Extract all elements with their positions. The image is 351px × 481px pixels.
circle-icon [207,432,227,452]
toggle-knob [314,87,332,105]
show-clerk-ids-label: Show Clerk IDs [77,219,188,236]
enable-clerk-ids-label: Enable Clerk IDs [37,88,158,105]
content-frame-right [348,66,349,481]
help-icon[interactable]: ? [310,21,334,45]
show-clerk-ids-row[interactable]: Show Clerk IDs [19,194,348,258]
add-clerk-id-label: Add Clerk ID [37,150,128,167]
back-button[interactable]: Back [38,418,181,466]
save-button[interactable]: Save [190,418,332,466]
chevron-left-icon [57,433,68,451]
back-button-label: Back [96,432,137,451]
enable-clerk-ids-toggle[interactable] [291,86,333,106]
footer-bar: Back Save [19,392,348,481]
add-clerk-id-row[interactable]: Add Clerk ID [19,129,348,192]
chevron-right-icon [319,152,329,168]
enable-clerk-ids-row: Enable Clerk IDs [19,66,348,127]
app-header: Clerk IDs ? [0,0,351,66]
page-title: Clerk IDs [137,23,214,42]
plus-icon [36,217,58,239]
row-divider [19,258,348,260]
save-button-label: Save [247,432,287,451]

--

*GIVEN REQUEST*.
Set down every line of the items above again, character for character, with nothing added, dropped, or changed.

*TASK RESPONSE*.
Extract all elements with their positions. The image is 351px × 481px pixels.
circle-icon [207,432,227,452]
toggle-knob [314,87,332,105]
show-clerk-ids-label: Show Clerk IDs [77,219,188,236]
enable-clerk-ids-label: Enable Clerk IDs [37,88,158,105]
content-frame-right [348,66,349,481]
help-icon[interactable]: ? [310,21,334,45]
show-clerk-ids-row[interactable]: Show Clerk IDs [19,194,348,258]
add-clerk-id-label: Add Clerk ID [37,150,128,167]
back-button[interactable]: Back [38,418,181,466]
save-button[interactable]: Save [190,418,332,466]
chevron-left-icon [57,433,68,451]
back-button-label: Back [96,432,137,451]
enable-clerk-ids-toggle[interactable] [291,86,333,106]
footer-bar: Back Save [19,392,348,481]
add-clerk-id-row[interactable]: Add Clerk ID [19,129,348,192]
chevron-right-icon [319,152,329,168]
enable-clerk-ids-row: Enable Clerk IDs [19,66,348,127]
app-header: Clerk IDs ? [0,0,351,66]
page-title: Clerk IDs [137,23,214,42]
plus-icon [36,217,58,239]
row-divider [19,258,348,260]
save-button-label: Save [247,432,287,451]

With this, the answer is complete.